> **Objective**
Could you copy out verbatim the material from the line with "Extract all elements" up to and including the line with "- caption-pushing-back: pushing", leaving the pictures out?

> **Material provided**
>> begin

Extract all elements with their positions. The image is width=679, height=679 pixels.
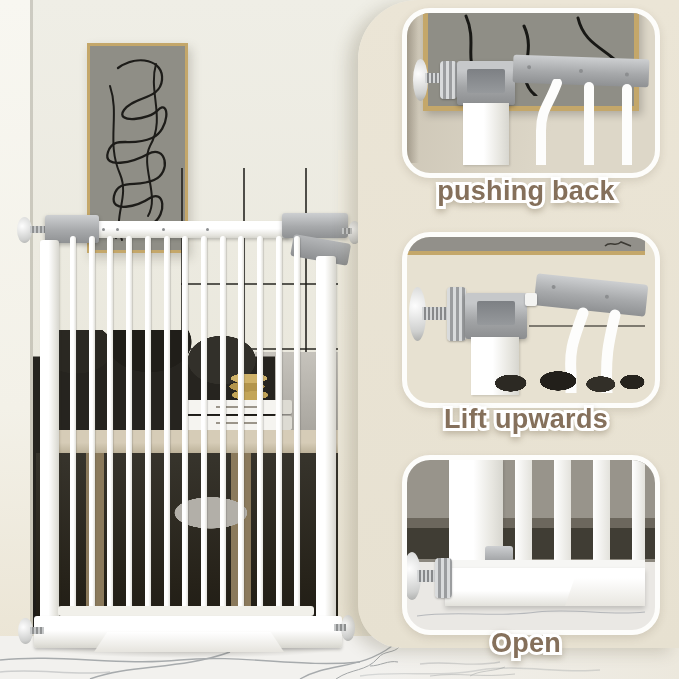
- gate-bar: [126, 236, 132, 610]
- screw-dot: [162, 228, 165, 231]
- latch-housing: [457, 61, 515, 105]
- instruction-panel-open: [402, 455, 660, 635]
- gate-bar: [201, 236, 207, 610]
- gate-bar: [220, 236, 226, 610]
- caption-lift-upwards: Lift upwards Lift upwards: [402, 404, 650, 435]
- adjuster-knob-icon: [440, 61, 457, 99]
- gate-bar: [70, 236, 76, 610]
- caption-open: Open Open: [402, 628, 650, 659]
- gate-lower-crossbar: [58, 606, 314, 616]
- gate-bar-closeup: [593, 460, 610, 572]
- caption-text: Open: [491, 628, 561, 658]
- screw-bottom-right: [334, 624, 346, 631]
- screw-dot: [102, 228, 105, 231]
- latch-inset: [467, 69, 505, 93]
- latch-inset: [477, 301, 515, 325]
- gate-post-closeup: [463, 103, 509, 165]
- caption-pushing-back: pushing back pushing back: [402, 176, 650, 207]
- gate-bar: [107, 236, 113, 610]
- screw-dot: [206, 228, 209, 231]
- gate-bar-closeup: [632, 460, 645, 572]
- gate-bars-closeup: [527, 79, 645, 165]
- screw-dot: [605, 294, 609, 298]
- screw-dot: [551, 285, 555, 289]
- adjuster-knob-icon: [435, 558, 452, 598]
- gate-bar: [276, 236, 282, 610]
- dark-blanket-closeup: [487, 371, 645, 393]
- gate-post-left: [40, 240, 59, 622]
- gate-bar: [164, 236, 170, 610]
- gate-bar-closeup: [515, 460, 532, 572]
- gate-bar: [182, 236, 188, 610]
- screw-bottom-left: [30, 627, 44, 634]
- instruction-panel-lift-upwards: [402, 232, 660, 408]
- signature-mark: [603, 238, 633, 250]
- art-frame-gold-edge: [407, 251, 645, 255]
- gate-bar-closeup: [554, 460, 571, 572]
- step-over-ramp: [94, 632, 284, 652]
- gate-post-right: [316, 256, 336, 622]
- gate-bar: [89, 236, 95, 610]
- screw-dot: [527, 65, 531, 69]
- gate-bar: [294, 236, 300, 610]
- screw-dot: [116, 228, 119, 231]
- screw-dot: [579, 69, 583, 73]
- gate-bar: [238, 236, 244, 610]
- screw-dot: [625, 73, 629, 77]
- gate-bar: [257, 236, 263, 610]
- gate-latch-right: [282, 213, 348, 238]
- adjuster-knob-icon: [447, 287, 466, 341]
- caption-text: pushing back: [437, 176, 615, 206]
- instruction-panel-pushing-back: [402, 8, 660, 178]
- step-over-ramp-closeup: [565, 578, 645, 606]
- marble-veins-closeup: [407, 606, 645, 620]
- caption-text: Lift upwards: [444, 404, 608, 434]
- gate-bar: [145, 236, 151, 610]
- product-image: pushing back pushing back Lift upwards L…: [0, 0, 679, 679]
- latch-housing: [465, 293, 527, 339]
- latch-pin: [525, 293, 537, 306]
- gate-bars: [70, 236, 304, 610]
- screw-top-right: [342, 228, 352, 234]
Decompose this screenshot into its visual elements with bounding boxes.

>> end
>> begin

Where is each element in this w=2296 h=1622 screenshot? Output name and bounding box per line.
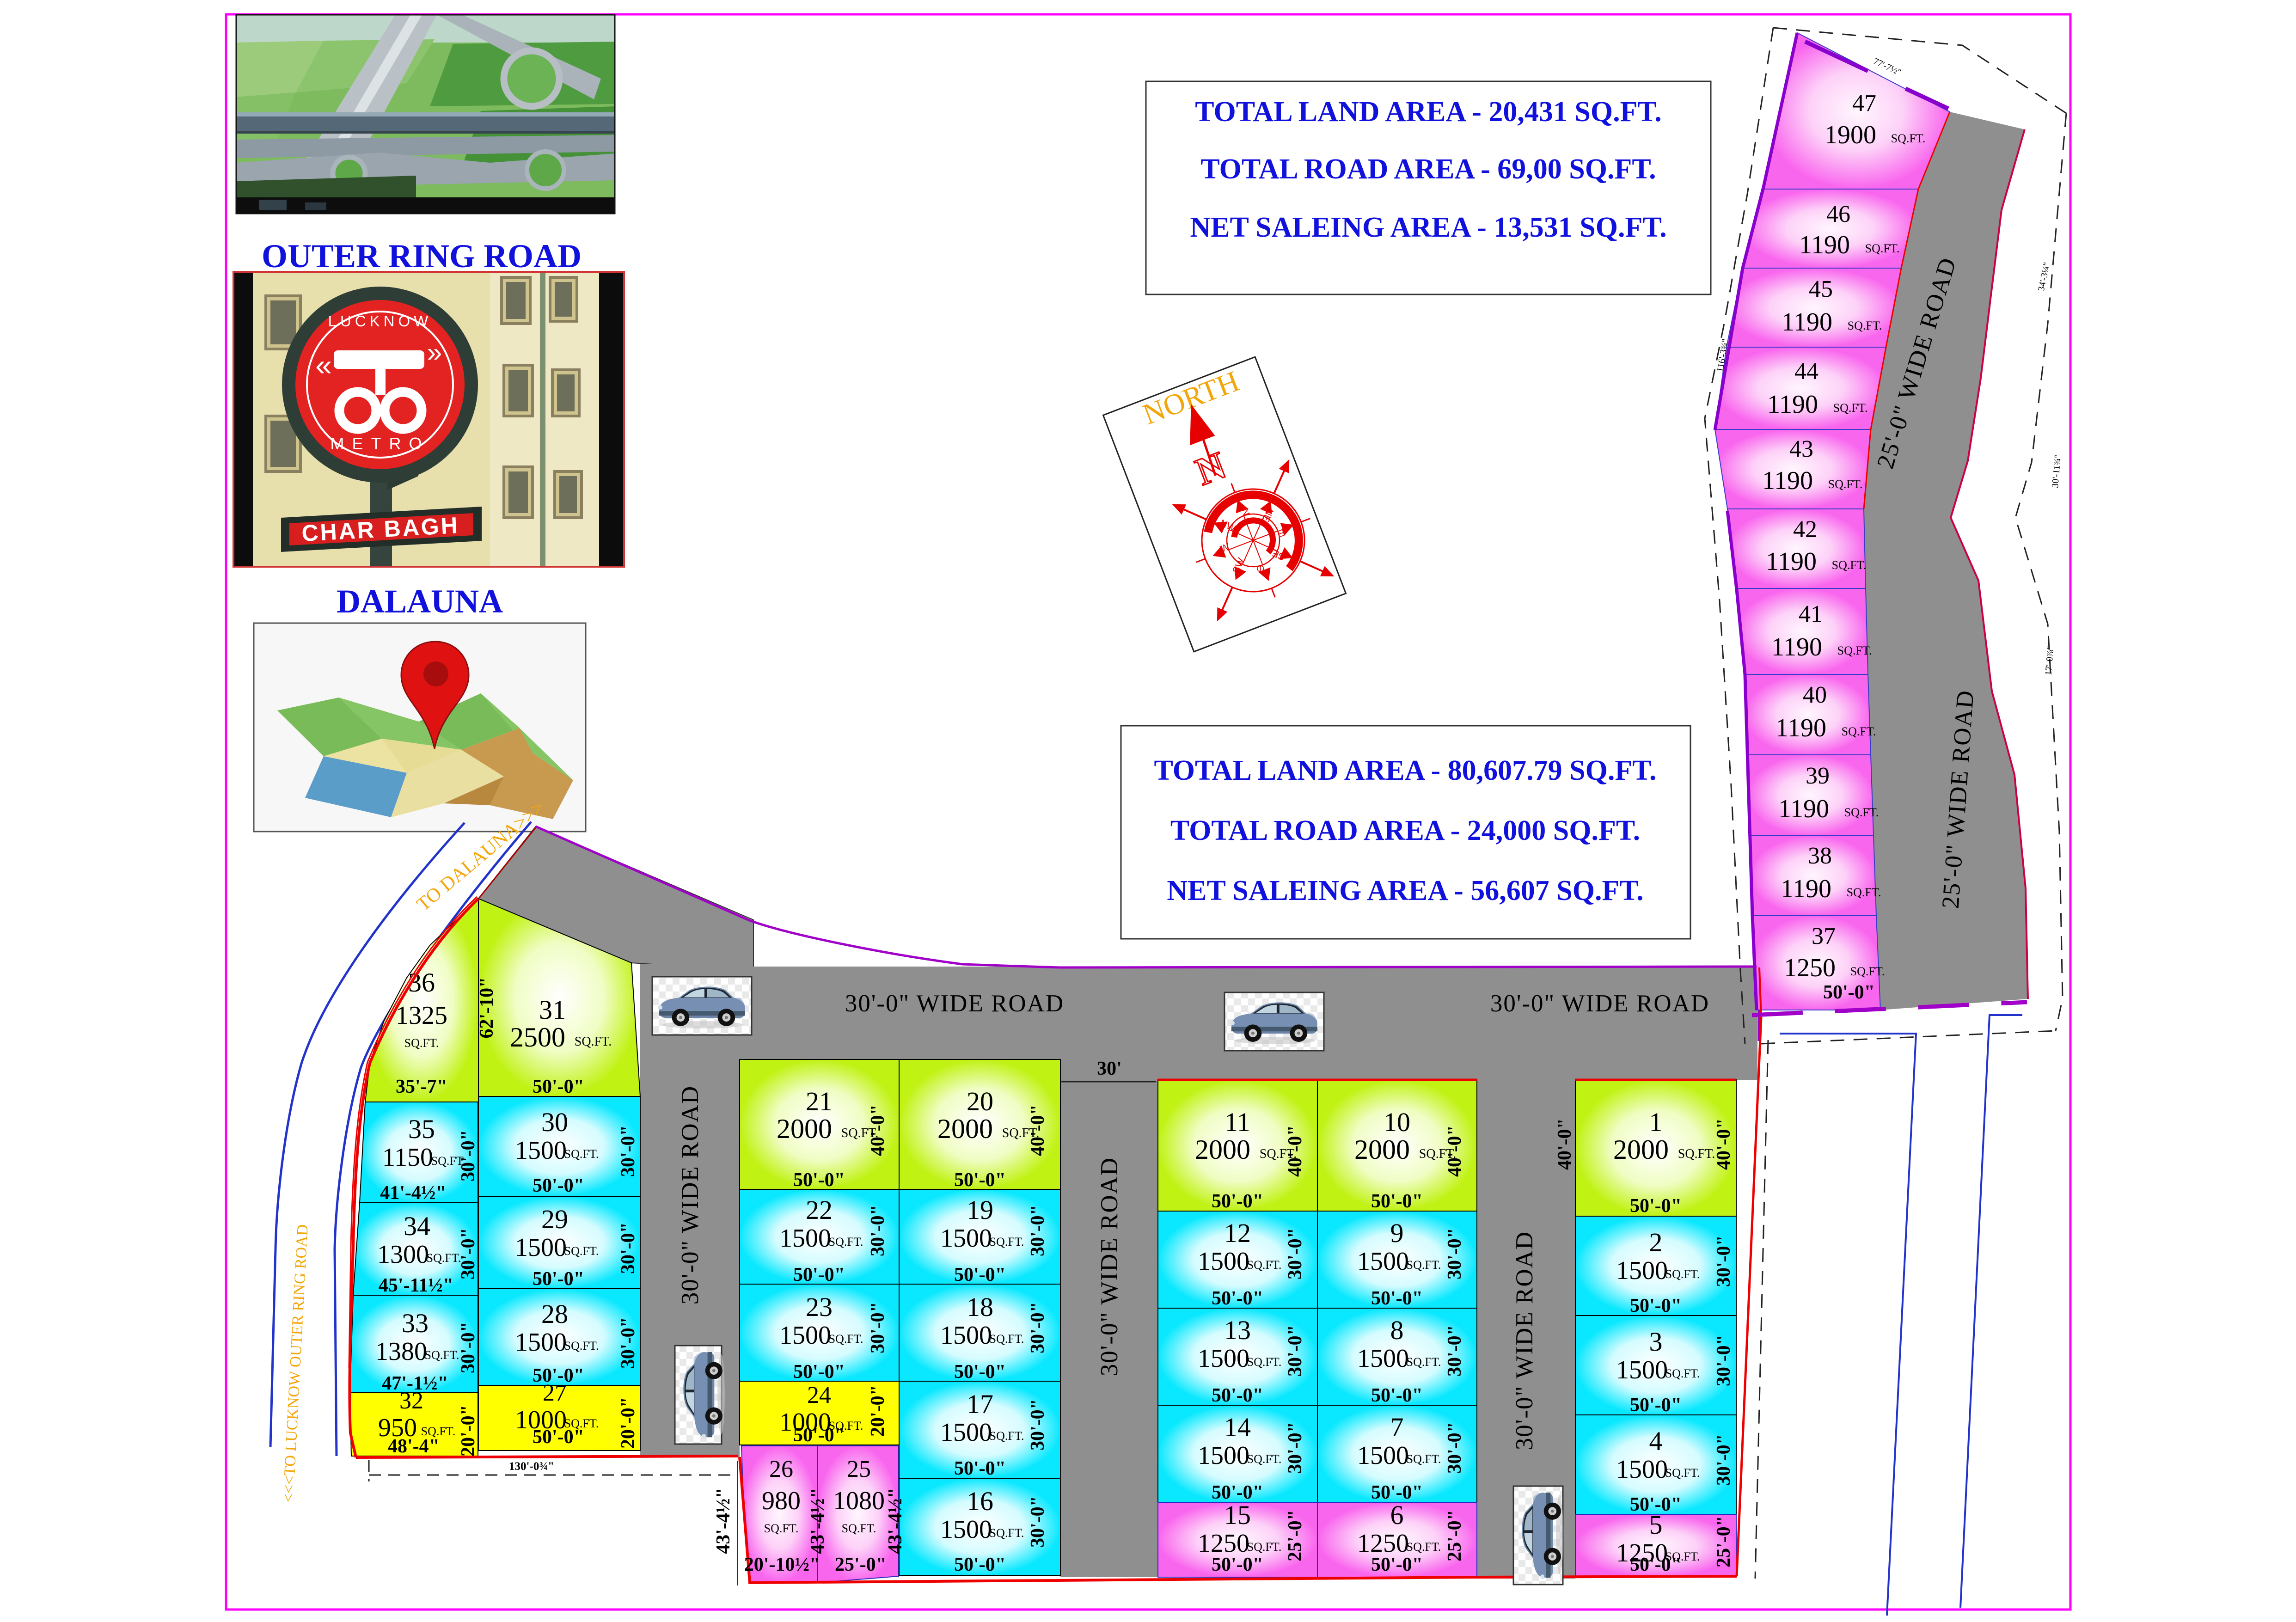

>> end

> **Output below**
Extract all elements with their positions. The image is width=679, height=679 pixels.
- gate-bar: [126, 236, 132, 610]
- screw-dot: [162, 228, 165, 231]
- latch-housing: [457, 61, 515, 105]
- instruction-panel-open: [402, 455, 660, 635]
- gate-bar: [201, 236, 207, 610]
- gate-bar: [220, 236, 226, 610]
- caption-lift-upwards: Lift upwards Lift upwards: [402, 404, 650, 435]
- adjuster-knob-icon: [440, 61, 457, 99]
- gate-bar: [70, 236, 76, 610]
- caption-open: Open Open: [402, 628, 650, 659]
- gate-lower-crossbar: [58, 606, 314, 616]
- gate-bar-closeup: [593, 460, 610, 572]
- caption-text: Open: [491, 628, 561, 658]
- screw-bottom-right: [334, 624, 346, 631]
- screw-dot: [102, 228, 105, 231]
- latch-inset: [467, 69, 505, 93]
- latch-inset: [477, 301, 515, 325]
- gate-post-closeup: [463, 103, 509, 165]
- caption-pushing-back: pushing back pushing back: [402, 176, 650, 207]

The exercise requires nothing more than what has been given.